▸ Aim of the task
From the records below, take each line where the string "School" shows up and copy it.

[Dataset records of page text]
=======
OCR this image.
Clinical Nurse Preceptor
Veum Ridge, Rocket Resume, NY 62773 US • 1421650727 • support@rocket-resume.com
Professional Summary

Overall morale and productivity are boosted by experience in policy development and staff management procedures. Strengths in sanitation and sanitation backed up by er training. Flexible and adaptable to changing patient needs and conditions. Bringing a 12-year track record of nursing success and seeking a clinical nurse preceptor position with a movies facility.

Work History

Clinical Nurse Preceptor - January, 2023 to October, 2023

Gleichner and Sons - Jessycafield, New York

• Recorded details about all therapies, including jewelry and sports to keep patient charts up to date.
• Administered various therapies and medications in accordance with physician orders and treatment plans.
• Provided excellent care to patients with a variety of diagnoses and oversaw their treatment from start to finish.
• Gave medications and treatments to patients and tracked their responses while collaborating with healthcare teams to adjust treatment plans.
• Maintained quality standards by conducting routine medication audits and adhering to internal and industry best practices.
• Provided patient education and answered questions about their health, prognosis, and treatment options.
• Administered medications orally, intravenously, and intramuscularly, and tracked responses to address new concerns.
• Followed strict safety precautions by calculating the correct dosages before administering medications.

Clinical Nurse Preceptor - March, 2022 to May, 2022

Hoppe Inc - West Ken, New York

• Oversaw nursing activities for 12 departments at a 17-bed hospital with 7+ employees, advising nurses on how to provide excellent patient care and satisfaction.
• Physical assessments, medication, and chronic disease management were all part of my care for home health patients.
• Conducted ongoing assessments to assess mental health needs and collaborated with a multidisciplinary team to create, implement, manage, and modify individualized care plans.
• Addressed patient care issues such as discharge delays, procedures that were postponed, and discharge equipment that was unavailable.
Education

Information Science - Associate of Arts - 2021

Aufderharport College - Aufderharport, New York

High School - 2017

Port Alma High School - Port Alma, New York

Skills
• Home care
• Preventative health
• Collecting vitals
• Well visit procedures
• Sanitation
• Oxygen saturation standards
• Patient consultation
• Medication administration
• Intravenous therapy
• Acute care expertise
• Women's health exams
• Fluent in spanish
=======
▸ Output for this exercise
High School - 2017
Port Alma High School - Port Alma, New York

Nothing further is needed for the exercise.